Source
Interest Rate Risk: Interest rate risk can be defined as an exposure to movement in interest rates that could have an adverse impact on the Bank's net interest income. Interest rate risk arises from the imbalance in the re-pricing, maturity and/or cash flow characteristics of assets and liabilities. Management's objectives are to measure, monitor and develop strategies in response to the interest rate risk profile inherent in the Bank's balance sheet. The objectives in managing the Bank's balance sheet are to preserve the sensitivity of net interest income to actual or potential changes in interest rates, and to enhance profitability through strategies that promote sufficient reward for understood and controlled risk.

The Bank's interest rate risk measurement and management techniques incorporate the re-pricing and cash flow attributes of balance sheet and off balance sheet instruments as they relate to current and potential changes in interest rates. The level of interest rate risk, measured in terms of the potential future effect on net interest income, is determined through the use of modeling and other techniques under multiple interest rate scenarios. Interest rate risk is evaluated in depth on a quarterly basis and reviewed by the Asset/Liability Committee ("ALCO") and the Bank’s Board of Directors.

Provided data
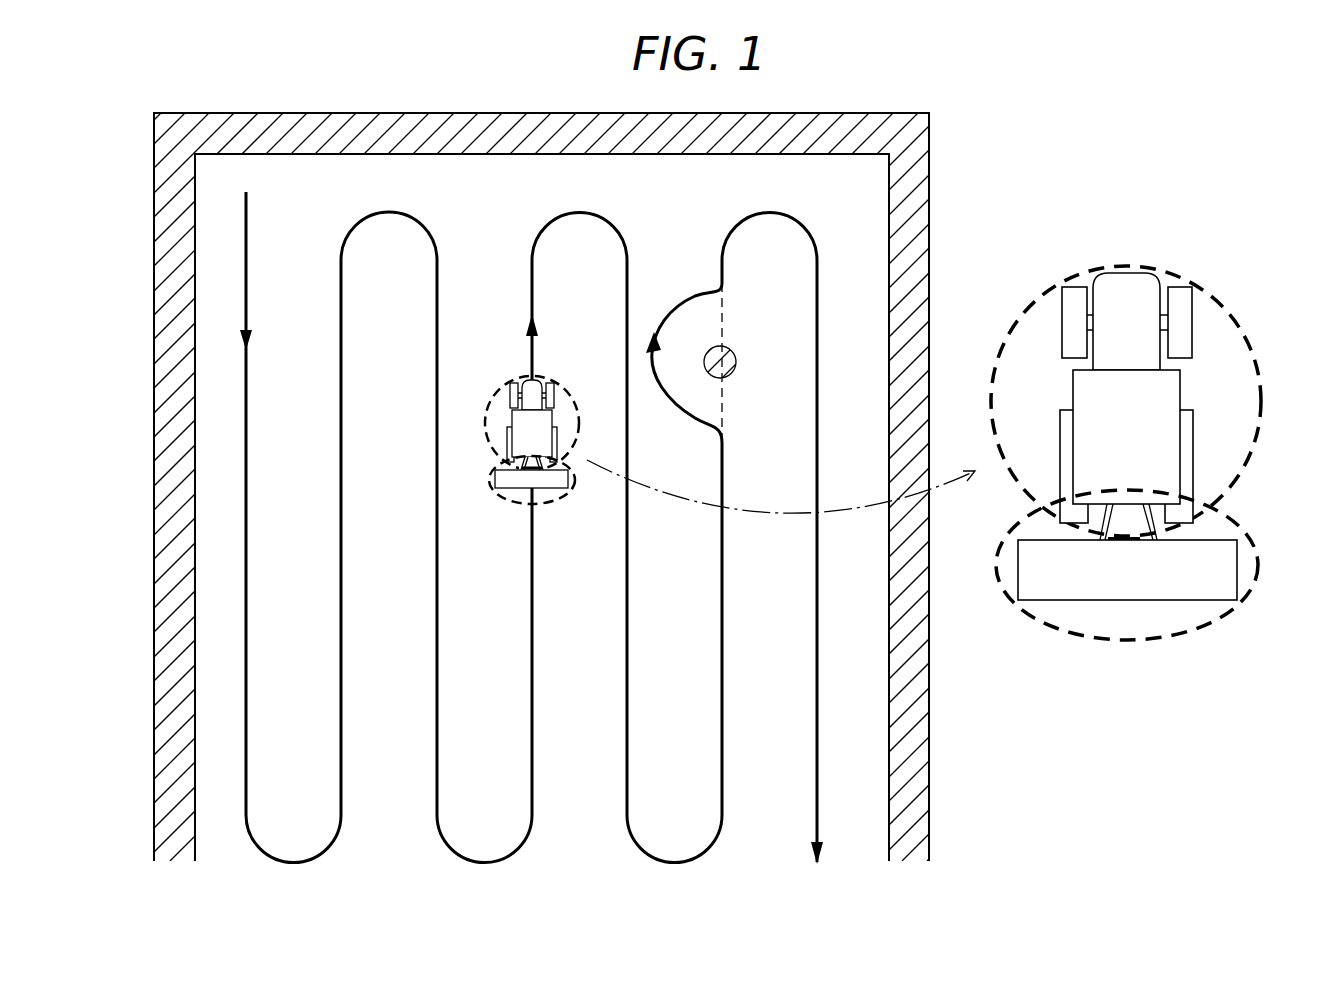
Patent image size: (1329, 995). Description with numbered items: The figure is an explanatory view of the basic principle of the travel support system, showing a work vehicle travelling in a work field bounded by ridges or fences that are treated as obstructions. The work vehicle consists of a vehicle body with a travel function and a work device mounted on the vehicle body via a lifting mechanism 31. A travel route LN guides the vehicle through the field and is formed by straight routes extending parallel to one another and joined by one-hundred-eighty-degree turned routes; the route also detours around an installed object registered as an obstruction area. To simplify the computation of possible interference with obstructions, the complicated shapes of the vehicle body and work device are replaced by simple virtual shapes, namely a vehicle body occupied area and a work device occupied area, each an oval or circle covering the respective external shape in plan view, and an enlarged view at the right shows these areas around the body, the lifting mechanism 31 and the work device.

The lifting mechanism 31 is at (1152, 522).
The travel route LN is at (440, 293).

Tasks to complete
1. In the interest rate risk text, list the characteristics of assets and liabilities whose imbalance gives rise to interest rate risk.
2. Print the passage from the interest rate risk text that begins at the words that have "Interest Rate Risk: Interest" and stops after "and controlled risk.".

Expected answers
1.
re-pricing
maturity
cash flow

2.
Interest Rate Risk: Interest rate risk can be defined as an exposure to movement in interest rates that could have an adverse impact on the Bank's net interest income. Interest rate risk arises from the imbalance in the re-pricing, maturity and/or cash flow characteristics of assets and liabilities. Management's objectives are to measure, monitor and develop strategies in response to the interest rate risk profile inherent in the Bank's balance sheet. The objectives in managing the Bank's balance sheet are to preserve the sensitivity of net interest income to actual or potential changes in interest rates, and to enhance profitability through strategies that promote sufficient reward for understood and controlled risk.